=== Problem details ===
Below are records; state how many of their lines hold the word "file", and give only the figure.

»»

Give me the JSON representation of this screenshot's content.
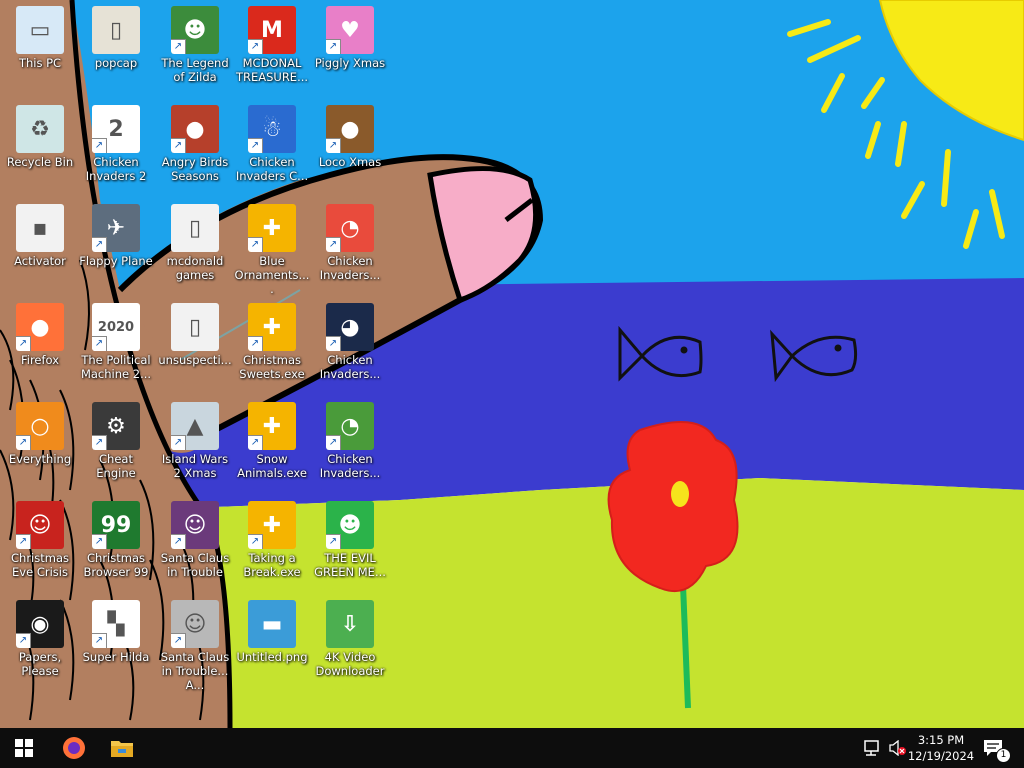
{
  "desktop": {
    "icons": [
      {
        "label": "This PC",
        "icon": "computer-icon",
        "color": "#d7e9f7",
        "glyph": "▭",
        "shortcut": false
      },
      {
        "label": "Recycle Bin",
        "icon": "recycle-bin-icon",
        "color": "#cfe6e6",
        "glyph": "♻",
        "shortcut": false
      },
      {
        "label": "Activator",
        "icon": "file-icon",
        "color": "#f2f2f2",
        "glyph": "▪",
        "shortcut": false
      },
      {
        "label": "Firefox",
        "icon": "firefox-icon",
        "color": "#ff7139",
        "glyph": "●",
        "shortcut": true
      },
      {
        "label": "Everything",
        "icon": "search-magnifier-icon",
        "color": "#f08b1c",
        "glyph": "○",
        "shortcut": true
      },
      {
        "label": "Christmas Eve Crisis",
        "icon": "santa-game-icon",
        "color": "#c8231e",
        "glyph": "☺",
        "shortcut": true
      },
      {
        "label": "Papers, Please",
        "icon": "papers-please-icon",
        "color": "#1a1a1a",
        "glyph": "◉",
        "shortcut": true
      },
      {
        "label": "popcap",
        "icon": "folder-icon",
        "color": "#e6e2d6",
        "glyph": "▯",
        "shortcut": false
      },
      {
        "label": "Chicken Invaders 2",
        "icon": "chicken-game-icon",
        "color": "#ffffff",
        "glyph": "2",
        "shortcut": true
      },
      {
        "label": "Flappy Plane",
        "icon": "plane-game-icon",
        "color": "#5d6d7e",
        "glyph": "✈",
        "shortcut": true
      },
      {
        "label": "The Political Machine 2...",
        "icon": "political-game-icon",
        "color": "#ffffff",
        "glyph": "2020",
        "shortcut": true
      },
      {
        "label": "Cheat Engine",
        "icon": "cheat-engine-icon",
        "color": "#3a3a3a",
        "glyph": "⚙",
        "shortcut": true
      },
      {
        "label": "Christmas Browser 99",
        "icon": "christmas-tree-icon",
        "color": "#1f7a2f",
        "glyph": "99",
        "shortcut": true
      },
      {
        "label": "Super Hilda",
        "icon": "pixel-dog-icon",
        "color": "#ffffff",
        "glyph": "▚",
        "shortcut": true
      },
      {
        "label": "The Legend of Zilda",
        "icon": "zelda-game-icon",
        "color": "#3c8c3c",
        "glyph": "☻",
        "shortcut": true
      },
      {
        "label": "Angry Birds Seasons",
        "icon": "angry-birds-icon",
        "color": "#b6402b",
        "glyph": "●",
        "shortcut": true
      },
      {
        "label": "mcdonald games",
        "icon": "folder-icon",
        "color": "#f2f2f2",
        "glyph": "▯",
        "shortcut": false
      },
      {
        "label": "unsuspecti...",
        "icon": "folder-icon",
        "color": "#f2f2f2",
        "glyph": "▯",
        "shortcut": false
      },
      {
        "label": "Island Wars 2 Xmas",
        "icon": "island-wars-icon",
        "color": "#c9d6de",
        "glyph": "▲",
        "shortcut": true
      },
      {
        "label": "Santa Claus in Trouble",
        "icon": "santa-claus-icon",
        "color": "#6b3a7b",
        "glyph": "☺",
        "shortcut": true
      },
      {
        "label": "Santa Claus in Trouble... A...",
        "icon": "santa-claus-icon",
        "color": "#b8b8b8",
        "glyph": "☺",
        "shortcut": true
      },
      {
        "label": "MCDONAL TREASURE...",
        "icon": "mcdonalds-icon",
        "color": "#da291c",
        "glyph": "M",
        "shortcut": true
      },
      {
        "label": "Chicken Invaders C...",
        "icon": "snowman-icon",
        "color": "#2a6bd0",
        "glyph": "☃",
        "shortcut": true
      },
      {
        "label": "Blue Ornaments....",
        "icon": "puzzle-exe-icon",
        "color": "#f5b400",
        "glyph": "✚",
        "shortcut": true
      },
      {
        "label": "Christmas Sweets.exe",
        "icon": "puzzle-exe-icon",
        "color": "#f5b400",
        "glyph": "✚",
        "shortcut": true
      },
      {
        "label": "Snow Animals.exe",
        "icon": "puzzle-exe-icon",
        "color": "#f5b400",
        "glyph": "✚",
        "shortcut": true
      },
      {
        "label": "Taking a Break.exe",
        "icon": "puzzle-exe-icon",
        "color": "#f5b400",
        "glyph": "✚",
        "shortcut": true
      },
      {
        "label": "Untitled.png",
        "icon": "image-file-icon",
        "color": "#3b9cd8",
        "glyph": "▬",
        "shortcut": false
      },
      {
        "label": "Piggly Xmas",
        "icon": "pig-game-icon",
        "color": "#e87fc8",
        "glyph": "♥",
        "shortcut": true
      },
      {
        "label": "Loco Xmas",
        "icon": "teddy-bear-icon",
        "color": "#8a5a2b",
        "glyph": "●",
        "shortcut": true
      },
      {
        "label": "Chicken Invaders...",
        "icon": "chicken-game-icon",
        "color": "#e94b3c",
        "glyph": "◔",
        "shortcut": true
      },
      {
        "label": "Chicken Invaders...",
        "icon": "chicken-game-icon",
        "color": "#1b2a4a",
        "glyph": "◕",
        "shortcut": true
      },
      {
        "label": "Chicken Invaders...",
        "icon": "chicken-game-icon",
        "color": "#4a9b3a",
        "glyph": "◔",
        "shortcut": true
      },
      {
        "label": "THE EVIL GREEN ME...",
        "icon": "messenger-icon",
        "color": "#2bb34a",
        "glyph": "☻",
        "shortcut": true
      },
      {
        "label": "4K Video Downloader",
        "icon": "video-downloader-icon",
        "color": "#4caf50",
        "glyph": "⇩",
        "shortcut": false
      }
    ]
  },
  "taskbar": {
    "start_icon": "windows-start-icon",
    "pinned": [
      {
        "name": "firefox",
        "icon": "firefox-icon"
      },
      {
        "name": "file-explorer",
        "icon": "folder-icon"
      }
    ],
    "time": "3:15 PM",
    "date": "12/19/2024",
    "notification_count": "1"
  }
}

««

=== Result of the exercise ===
3